Requirement: Quote the records beneath, complete and exact. Leave out images.

— start of The input —

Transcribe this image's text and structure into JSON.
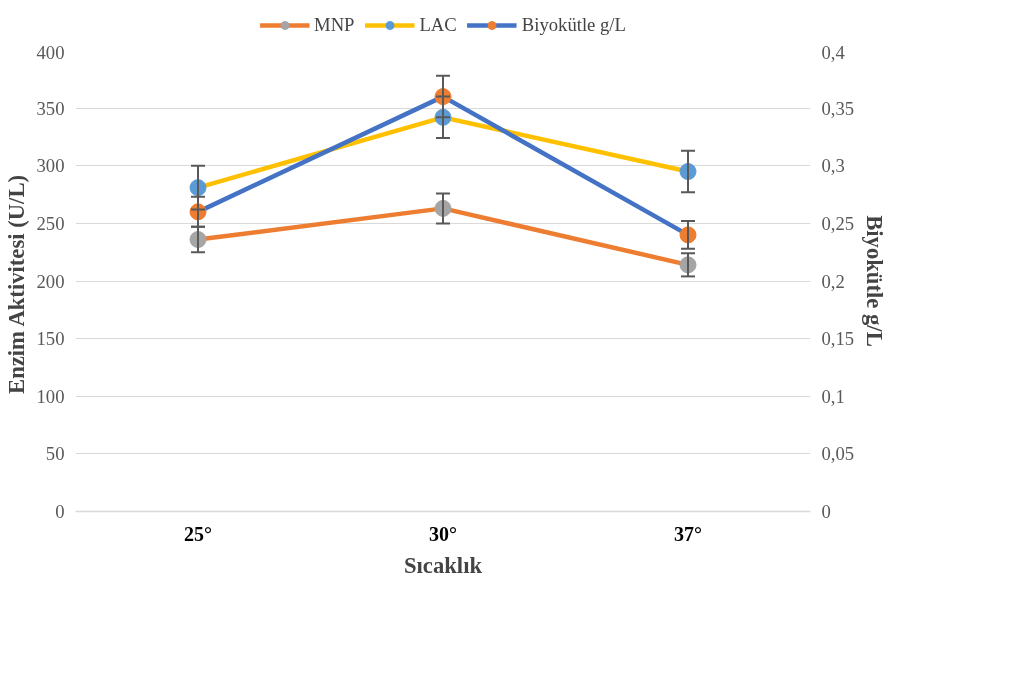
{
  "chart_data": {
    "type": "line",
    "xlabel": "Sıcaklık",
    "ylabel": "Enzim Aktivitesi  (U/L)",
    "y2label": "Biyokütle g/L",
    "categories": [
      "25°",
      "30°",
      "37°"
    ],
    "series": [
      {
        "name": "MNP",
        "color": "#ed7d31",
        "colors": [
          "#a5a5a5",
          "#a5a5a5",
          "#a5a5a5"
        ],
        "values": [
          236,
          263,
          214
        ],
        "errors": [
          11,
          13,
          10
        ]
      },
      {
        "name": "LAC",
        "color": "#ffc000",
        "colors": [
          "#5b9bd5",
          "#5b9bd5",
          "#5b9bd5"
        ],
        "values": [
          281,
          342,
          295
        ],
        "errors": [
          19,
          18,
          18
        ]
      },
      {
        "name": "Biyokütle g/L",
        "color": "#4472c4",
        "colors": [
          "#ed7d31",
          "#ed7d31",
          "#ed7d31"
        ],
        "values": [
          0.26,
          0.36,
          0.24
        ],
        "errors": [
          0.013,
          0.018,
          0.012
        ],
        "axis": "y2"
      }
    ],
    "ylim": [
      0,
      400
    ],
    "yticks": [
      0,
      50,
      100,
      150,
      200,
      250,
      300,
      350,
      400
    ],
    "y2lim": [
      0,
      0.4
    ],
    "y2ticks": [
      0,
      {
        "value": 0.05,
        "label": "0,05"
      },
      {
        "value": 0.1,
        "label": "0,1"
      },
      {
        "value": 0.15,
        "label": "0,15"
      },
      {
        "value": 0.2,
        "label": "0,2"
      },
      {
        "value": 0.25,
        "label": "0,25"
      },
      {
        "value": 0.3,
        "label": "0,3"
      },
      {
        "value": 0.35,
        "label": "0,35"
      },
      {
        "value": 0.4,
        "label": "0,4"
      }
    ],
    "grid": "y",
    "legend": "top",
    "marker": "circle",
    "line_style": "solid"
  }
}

— end of The input —

Solution to the exercise:
Transcribe this image's text and structure into JSON.
{
  "chart_data": {
    "type": "line",
    "xlabel": "Sıcaklık",
    "ylabel": "Enzim Aktivitesi  (U/L)",
    "y2label": "Biyokütle g/L",
    "categories": [
      "25°",
      "30°",
      "37°"
    ],
    "series": [
      {
        "name": "MNP",
        "color": "#ed7d31",
        "colors": [
          "#a5a5a5",
          "#a5a5a5",
          "#a5a5a5"
        ],
        "values": [
          236,
          263,
          214
        ],
        "errors": [
          11,
          13,
          10
        ]
      },
      {
        "name": "LAC",
        "color": "#ffc000",
        "colors": [
          "#5b9bd5",
          "#5b9bd5",
          "#5b9bd5"
        ],
        "values": [
          281,
          342,
          295
        ],
        "errors": [
          19,
          18,
          18
        ]
      },
      {
        "name": "Biyokütle g/L",
        "color": "#4472c4",
        "colors": [
          "#ed7d31",
          "#ed7d31",
          "#ed7d31"
        ],
        "values": [
          0.26,
          0.36,
          0.24
        ],
        "errors": [
          0.013,
          0.018,
          0.012
        ],
        "axis": "y2"
      }
    ],
    "ylim": [
      0,
      400
    ],
    "yticks": [
      0,
      50,
      100,
      150,
      200,
      250,
      300,
      350,
      400
    ],
    "y2lim": [
      0,
      0.4
    ],
    "y2ticks": [
      0,
      {
        "value": 0.05,
        "label": "0,05"
      },
      {
        "value": 0.1,
        "label": "0,1"
      },
      {
        "value": 0.15,
        "label": "0,15"
      },
      {
        "value": 0.2,
        "label": "0,2"
      },
      {
        "value": 0.25,
        "label": "0,25"
      },
      {
        "value": 0.3,
        "label": "0,3"
      },
      {
        "value": 0.35,
        "label": "0,35"
      },
      {
        "value": 0.4,
        "label": "0,4"
      }
    ],
    "grid": "y",
    "legend": "top",
    "marker": "circle",
    "line_style": "solid"
  }
}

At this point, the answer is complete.